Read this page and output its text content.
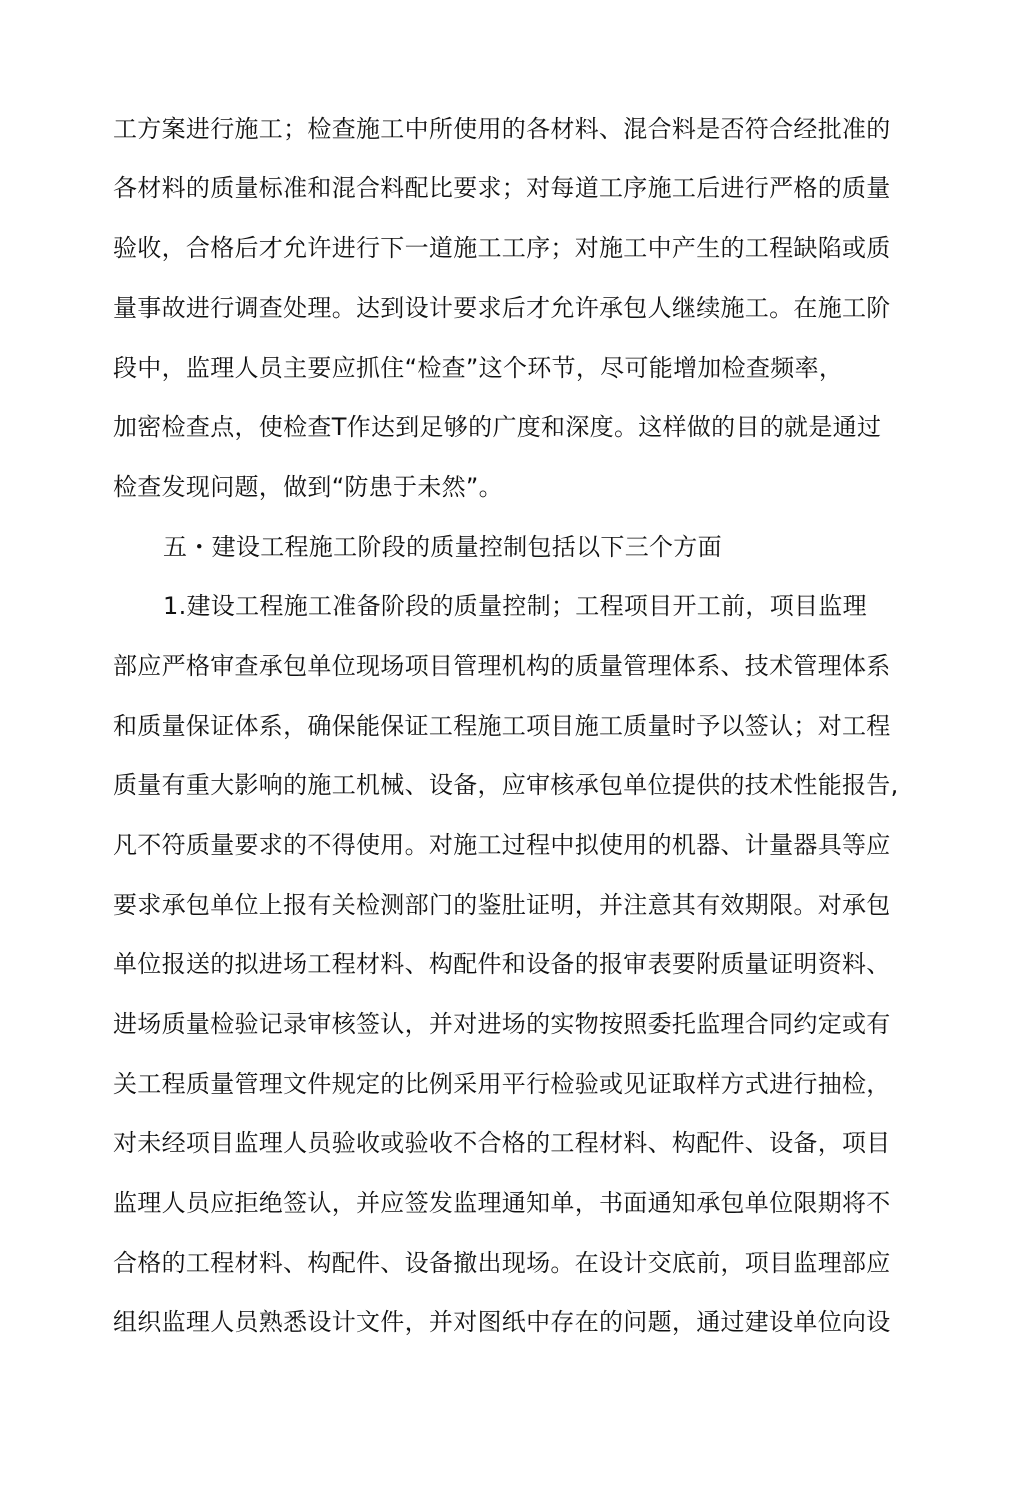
工方案进行施工；检查施工中所使用的各材料、混合料是否符合经批准的
各材料的质量标准和混合料配比要求；对每道工序施工后进行严格的质量
验收，合格后才允许进行下一道施工工序；对施工中产生的工程缺陷或质
量事故进行调查处理。达到设计要求后才允许承包人继续施工。在施工阶
段中，监理人员主要应抓住“检查”这个环节，尽可能增加检查频率，
加密检查点，使检查T作达到足够的广度和深度。这样做的目的就是通过
检查发现问题，做到“防患于未然”。
五・建设工程施工阶段的质量控制包括以下三个方面
1.建设工程施工准备阶段的质量控制；工程项目开工前，项目监理
部应严格审查承包单位现场项目管理机构的质量管理体系、技术管理体系
和质量保证体系，确保能保证工程施工项目施工质量时予以签认；对工程
质量有重大影响的施工机械、设备，应审核承包单位提供的技术性能报告,
凡不符质量要求的不得使用。对施工过程中拟使用的机器、计量器具等应
要求承包单位上报有关检测部门的鉴肚证明，并注意其有效期限。对承包
单位报送的拟进场工程材料、构配件和设备的报审表要附质量证明资料、
进场质量检验记录审核签认，并对进场的实物按照委托监理合同约定或有
关工程质量管理文件规定的比例采用平行检验或见证取样方式进行抽检，
对未经项目监理人员验收或验收不合格的工程材料、构配件、设备，项目
监理人员应拒绝签认，并应签发监理通知单，书面通知承包单位限期将不
合格的工程材料、构配件、设备撤出现场。在设计交底前，项目监理部应
组织监理人员熟悉设计文件，并对图纸中存在的问题，通过建设单位向设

○ ○ ○ ○ ○ ○ ○

GIVEN TASK
Your task is to repeat the material above exactly, without its pictures.

EXPECTED ANSWER
Read this page and output its text content.
工方案进行施工；检查施工中所使用的各材料、混合料是否符合经批准的
各材料的质量标准和混合料配比要求；对每道工序施工后进行严格的质量
验收，合格后才允许进行下一道施工工序；对施工中产生的工程缺陷或质
量事故进行调查处理。达到设计要求后才允许承包人继续施工。在施工阶
段中，监理人员主要应抓住“检查”这个环节，尽可能增加检查频率，
加密检查点，使检查T作达到足够的广度和深度。这样做的目的就是通过
检查发现问题，做到“防患于未然”。
五・建设工程施工阶段的质量控制包括以下三个方面
1.建设工程施工准备阶段的质量控制；工程项目开工前，项目监理
部应严格审查承包单位现场项目管理机构的质量管理体系、技术管理体系
和质量保证体系，确保能保证工程施工项目施工质量时予以签认；对工程
质量有重大影响的施工机械、设备，应审核承包单位提供的技术性能报告,
凡不符质量要求的不得使用。对施工过程中拟使用的机器、计量器具等应
要求承包单位上报有关检测部门的鉴肚证明，并注意其有效期限。对承包
单位报送的拟进场工程材料、构配件和设备的报审表要附质量证明资料、
进场质量检验记录审核签认，并对进场的实物按照委托监理合同约定或有
关工程质量管理文件规定的比例采用平行检验或见证取样方式进行抽检，
对未经项目监理人员验收或验收不合格的工程材料、构配件、设备，项目
监理人员应拒绝签认，并应签发监理通知单，书面通知承包单位限期将不
合格的工程材料、构配件、设备撤出现场。在设计交底前，项目监理部应
组织监理人员熟悉设计文件，并对图纸中存在的问题，通过建设单位向设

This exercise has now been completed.